▶ [TASK INSTRUCTIONS]: All lines in which the word "last" occurs are to be extracted.

▶ [RECORDS FOR THE EXERCISE]:
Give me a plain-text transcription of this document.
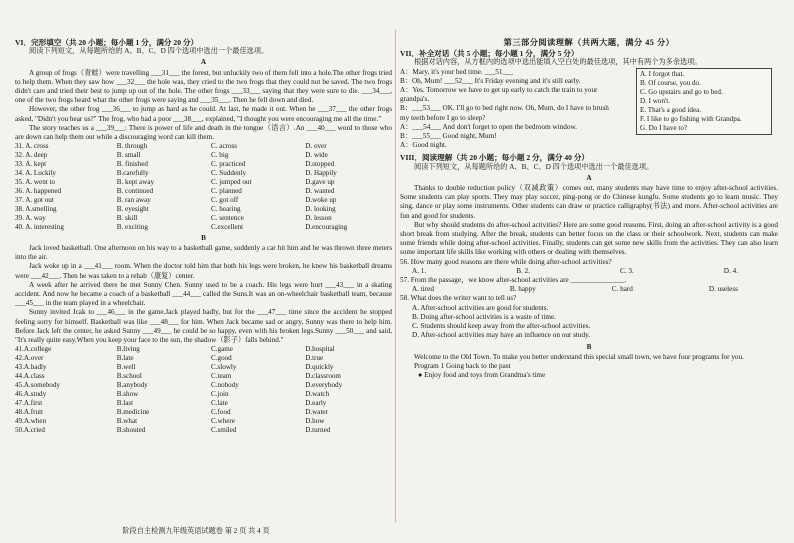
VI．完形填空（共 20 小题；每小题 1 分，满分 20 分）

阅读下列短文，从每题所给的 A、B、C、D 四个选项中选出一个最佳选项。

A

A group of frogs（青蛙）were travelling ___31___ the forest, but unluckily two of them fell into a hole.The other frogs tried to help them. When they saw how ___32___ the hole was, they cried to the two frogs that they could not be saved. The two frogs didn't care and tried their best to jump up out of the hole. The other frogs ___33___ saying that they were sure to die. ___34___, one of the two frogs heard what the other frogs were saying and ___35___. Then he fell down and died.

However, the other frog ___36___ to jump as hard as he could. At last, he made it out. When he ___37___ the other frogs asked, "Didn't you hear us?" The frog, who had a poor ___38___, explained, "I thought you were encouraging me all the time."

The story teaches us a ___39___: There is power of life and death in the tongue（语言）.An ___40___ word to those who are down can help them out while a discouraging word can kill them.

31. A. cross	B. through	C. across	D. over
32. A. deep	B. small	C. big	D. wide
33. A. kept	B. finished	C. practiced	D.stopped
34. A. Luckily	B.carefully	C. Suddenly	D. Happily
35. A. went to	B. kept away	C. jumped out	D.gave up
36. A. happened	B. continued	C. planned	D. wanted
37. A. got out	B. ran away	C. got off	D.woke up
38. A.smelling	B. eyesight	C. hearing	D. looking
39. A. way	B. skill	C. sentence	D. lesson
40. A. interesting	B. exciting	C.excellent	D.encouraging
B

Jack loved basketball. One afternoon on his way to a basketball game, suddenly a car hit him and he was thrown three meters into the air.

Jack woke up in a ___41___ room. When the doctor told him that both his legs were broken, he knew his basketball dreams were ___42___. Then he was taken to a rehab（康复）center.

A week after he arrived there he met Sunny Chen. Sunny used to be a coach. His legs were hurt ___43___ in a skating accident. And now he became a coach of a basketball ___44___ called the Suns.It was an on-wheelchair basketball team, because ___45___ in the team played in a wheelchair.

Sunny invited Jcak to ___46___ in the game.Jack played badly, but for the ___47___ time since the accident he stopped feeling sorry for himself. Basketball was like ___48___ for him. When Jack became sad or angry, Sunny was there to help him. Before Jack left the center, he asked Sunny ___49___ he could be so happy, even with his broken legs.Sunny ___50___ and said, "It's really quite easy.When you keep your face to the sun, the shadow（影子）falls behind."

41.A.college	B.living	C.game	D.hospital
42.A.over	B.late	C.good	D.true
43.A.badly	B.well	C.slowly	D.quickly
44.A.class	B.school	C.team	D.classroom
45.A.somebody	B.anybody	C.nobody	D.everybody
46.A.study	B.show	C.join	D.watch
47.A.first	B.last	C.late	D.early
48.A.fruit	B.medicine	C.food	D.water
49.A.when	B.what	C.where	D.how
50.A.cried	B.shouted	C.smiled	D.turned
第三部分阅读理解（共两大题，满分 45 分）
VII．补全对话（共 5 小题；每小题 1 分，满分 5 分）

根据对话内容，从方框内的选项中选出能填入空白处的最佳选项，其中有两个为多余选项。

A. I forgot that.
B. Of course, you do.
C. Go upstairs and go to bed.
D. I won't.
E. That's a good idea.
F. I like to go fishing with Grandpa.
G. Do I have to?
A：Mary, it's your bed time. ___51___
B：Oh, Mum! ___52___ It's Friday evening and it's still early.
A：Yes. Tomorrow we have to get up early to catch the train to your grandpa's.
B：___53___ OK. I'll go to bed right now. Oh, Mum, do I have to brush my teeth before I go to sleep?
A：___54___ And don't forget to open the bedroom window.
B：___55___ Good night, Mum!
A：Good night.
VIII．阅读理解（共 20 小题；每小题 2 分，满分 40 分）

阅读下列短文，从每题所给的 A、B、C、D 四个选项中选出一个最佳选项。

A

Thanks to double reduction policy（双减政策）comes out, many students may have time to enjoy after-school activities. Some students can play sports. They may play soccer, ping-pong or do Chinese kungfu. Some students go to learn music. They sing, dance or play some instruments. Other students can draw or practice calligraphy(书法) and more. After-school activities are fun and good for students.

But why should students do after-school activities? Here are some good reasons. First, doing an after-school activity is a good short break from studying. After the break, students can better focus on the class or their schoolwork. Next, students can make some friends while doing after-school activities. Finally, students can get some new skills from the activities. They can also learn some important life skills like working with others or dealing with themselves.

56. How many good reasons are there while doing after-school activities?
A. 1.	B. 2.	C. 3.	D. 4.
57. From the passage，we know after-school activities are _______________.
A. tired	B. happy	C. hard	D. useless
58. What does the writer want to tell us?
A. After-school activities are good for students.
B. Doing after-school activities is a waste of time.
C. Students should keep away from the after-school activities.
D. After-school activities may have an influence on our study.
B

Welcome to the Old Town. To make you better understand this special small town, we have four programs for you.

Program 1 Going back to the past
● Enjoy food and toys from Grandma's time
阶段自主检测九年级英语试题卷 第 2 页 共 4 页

* * *

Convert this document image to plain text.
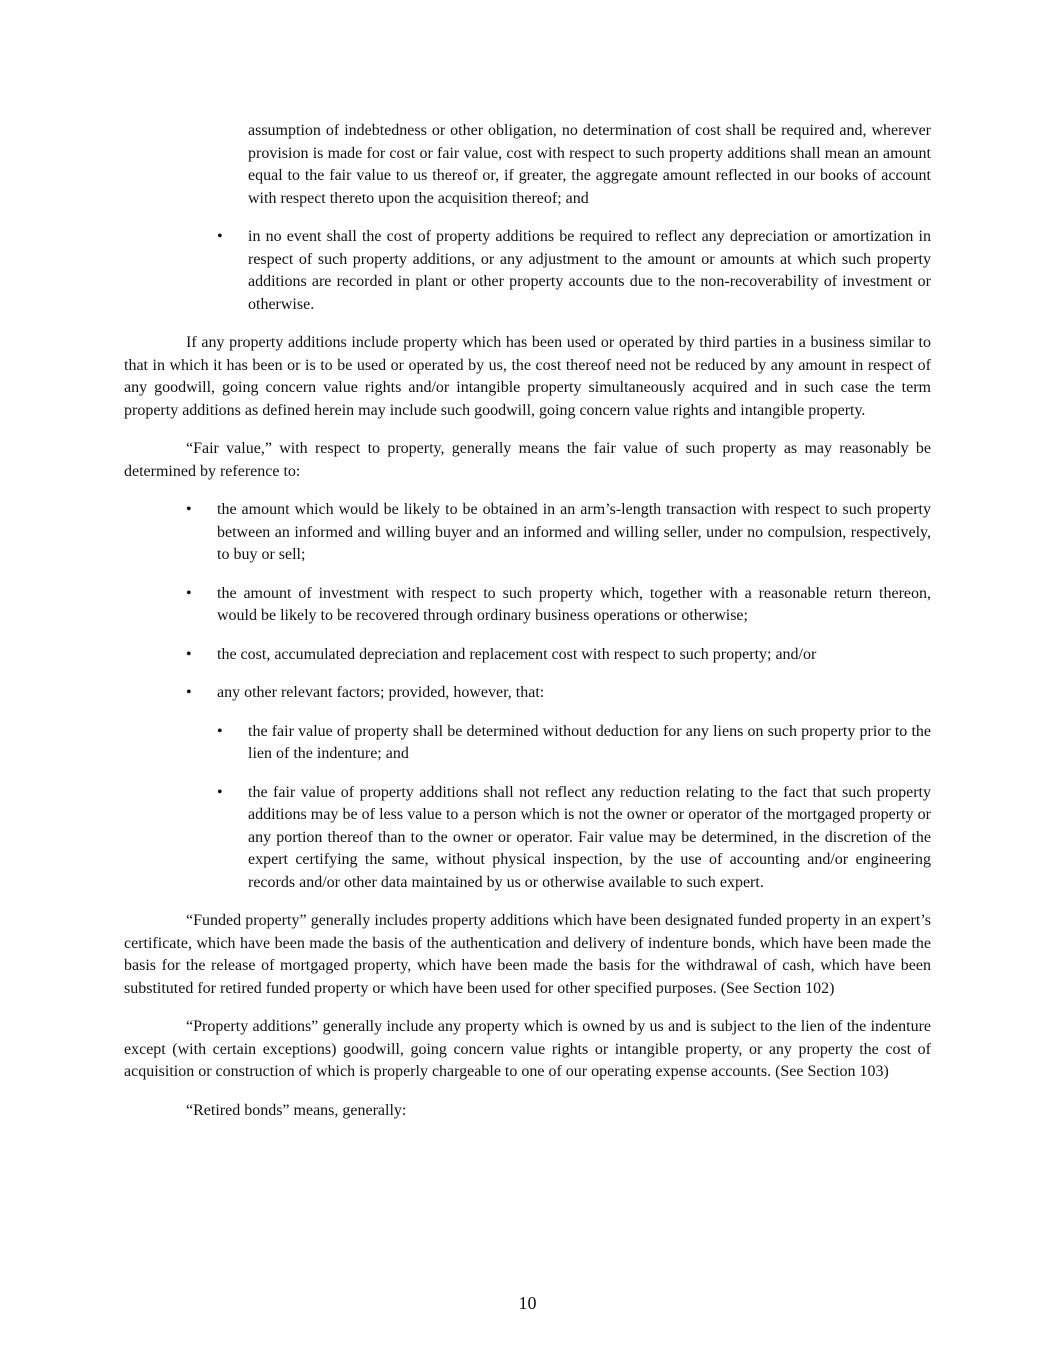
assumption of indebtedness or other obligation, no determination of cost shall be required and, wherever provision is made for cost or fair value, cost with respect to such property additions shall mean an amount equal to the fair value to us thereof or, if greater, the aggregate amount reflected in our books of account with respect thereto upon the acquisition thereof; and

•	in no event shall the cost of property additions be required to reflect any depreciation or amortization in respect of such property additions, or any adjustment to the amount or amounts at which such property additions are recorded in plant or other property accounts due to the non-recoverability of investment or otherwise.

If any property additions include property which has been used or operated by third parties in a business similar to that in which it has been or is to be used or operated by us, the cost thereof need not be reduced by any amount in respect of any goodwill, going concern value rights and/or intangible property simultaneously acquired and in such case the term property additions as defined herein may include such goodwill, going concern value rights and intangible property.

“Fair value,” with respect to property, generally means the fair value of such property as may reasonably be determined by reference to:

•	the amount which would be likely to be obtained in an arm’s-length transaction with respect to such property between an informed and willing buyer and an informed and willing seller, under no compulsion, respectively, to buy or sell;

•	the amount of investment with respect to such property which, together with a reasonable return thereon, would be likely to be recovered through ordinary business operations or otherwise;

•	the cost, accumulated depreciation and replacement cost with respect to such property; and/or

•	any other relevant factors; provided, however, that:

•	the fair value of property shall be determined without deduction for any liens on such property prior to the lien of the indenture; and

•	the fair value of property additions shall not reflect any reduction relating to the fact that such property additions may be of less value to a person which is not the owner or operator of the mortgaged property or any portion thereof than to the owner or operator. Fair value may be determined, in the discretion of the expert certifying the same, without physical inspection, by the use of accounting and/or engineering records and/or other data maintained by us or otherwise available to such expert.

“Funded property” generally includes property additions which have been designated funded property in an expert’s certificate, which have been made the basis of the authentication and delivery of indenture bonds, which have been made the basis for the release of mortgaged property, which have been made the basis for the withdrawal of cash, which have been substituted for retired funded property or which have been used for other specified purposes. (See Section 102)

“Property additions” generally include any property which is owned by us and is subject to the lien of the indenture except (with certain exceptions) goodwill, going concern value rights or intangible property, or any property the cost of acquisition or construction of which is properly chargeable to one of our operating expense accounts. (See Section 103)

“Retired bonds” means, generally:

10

---

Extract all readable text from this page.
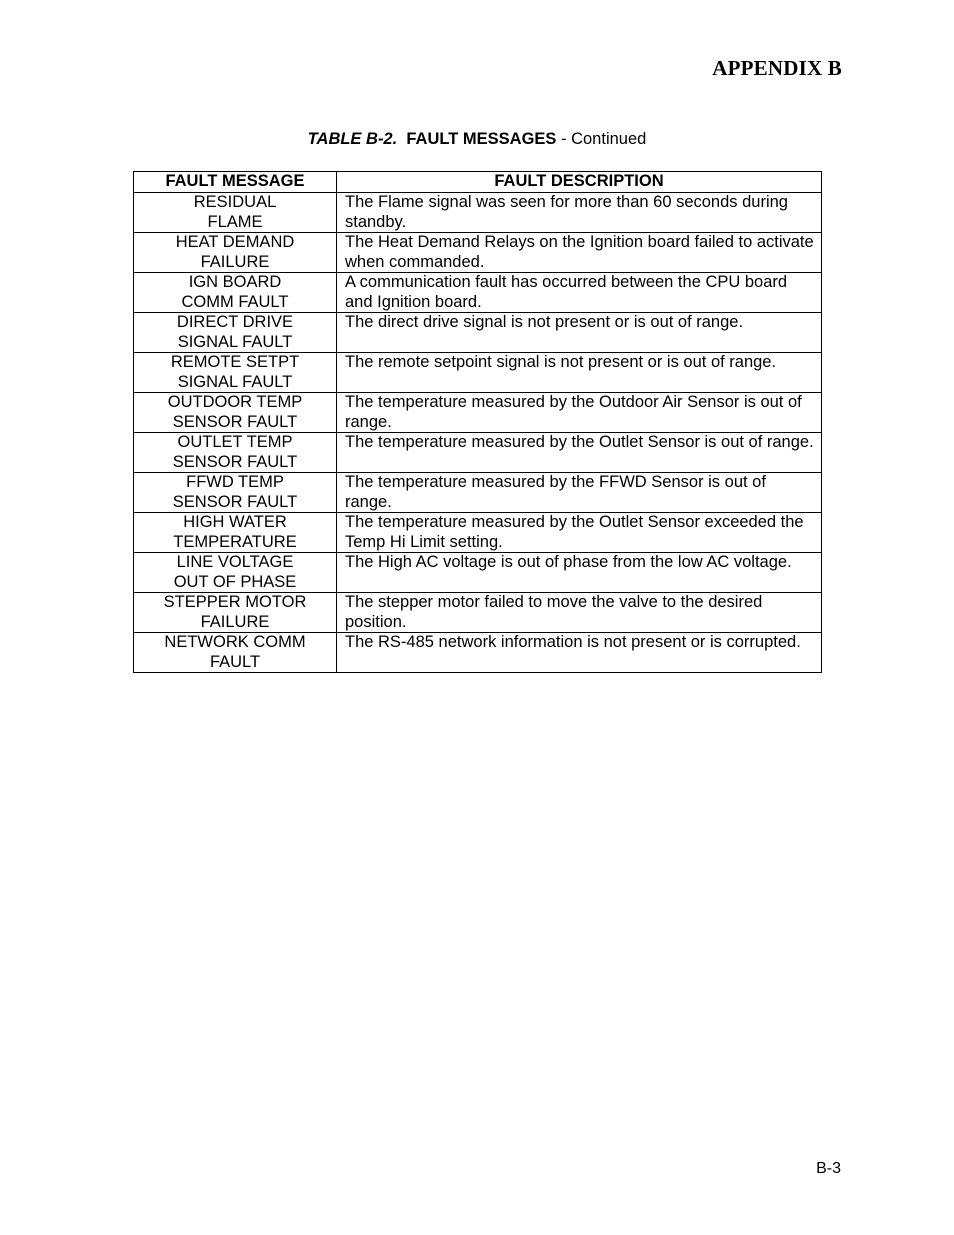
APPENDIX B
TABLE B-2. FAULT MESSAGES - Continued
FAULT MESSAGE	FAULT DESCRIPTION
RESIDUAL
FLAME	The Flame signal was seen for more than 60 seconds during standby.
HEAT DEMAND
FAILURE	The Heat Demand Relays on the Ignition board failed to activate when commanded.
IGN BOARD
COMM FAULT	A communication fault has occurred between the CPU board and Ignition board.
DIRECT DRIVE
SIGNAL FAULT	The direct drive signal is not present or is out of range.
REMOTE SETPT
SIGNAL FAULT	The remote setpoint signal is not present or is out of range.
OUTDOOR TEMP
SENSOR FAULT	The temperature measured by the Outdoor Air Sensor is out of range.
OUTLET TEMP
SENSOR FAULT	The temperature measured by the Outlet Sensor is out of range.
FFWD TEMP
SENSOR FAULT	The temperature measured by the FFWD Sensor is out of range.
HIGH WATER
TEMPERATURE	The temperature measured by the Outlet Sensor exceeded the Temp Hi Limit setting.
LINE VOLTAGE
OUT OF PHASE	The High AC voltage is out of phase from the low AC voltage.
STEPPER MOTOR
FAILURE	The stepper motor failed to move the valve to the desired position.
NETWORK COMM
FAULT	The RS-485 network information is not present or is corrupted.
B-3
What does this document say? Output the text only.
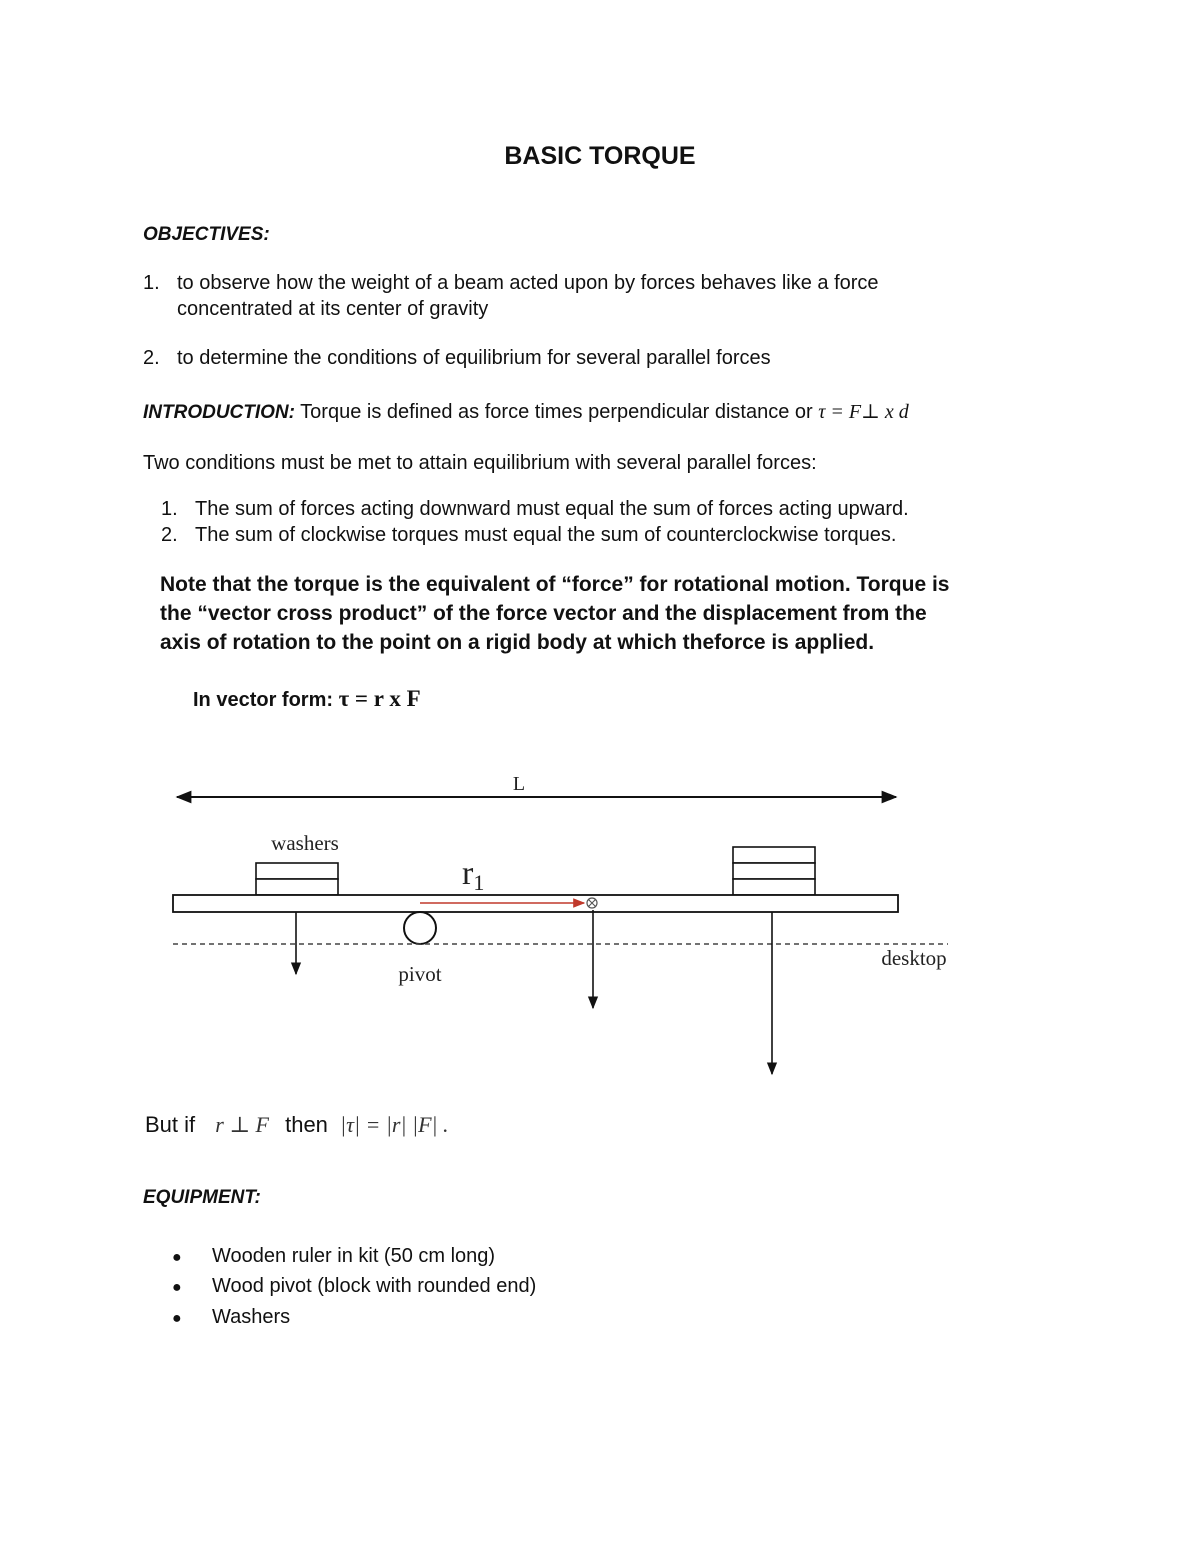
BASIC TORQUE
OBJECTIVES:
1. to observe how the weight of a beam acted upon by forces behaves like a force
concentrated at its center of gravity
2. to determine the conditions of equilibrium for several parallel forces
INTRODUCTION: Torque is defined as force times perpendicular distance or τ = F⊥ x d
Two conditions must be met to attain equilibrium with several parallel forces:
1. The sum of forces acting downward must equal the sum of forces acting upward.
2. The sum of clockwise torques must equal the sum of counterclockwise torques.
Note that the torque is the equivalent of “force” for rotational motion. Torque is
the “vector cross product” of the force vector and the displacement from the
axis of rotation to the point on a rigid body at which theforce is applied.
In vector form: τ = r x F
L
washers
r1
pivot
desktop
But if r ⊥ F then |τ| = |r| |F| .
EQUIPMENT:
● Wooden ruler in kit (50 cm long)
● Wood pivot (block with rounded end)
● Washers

▶ [REPLY]:
However, the other frog ___36___ to jump as hard as he could. At last, he made it out. When he ___37___ the other frogs asked, "Didn't you hear us?" The frog, who had a poor ___38___, explained, "I thought you were encouraging me all the time."
47.A.first	B.last	C.late	D.early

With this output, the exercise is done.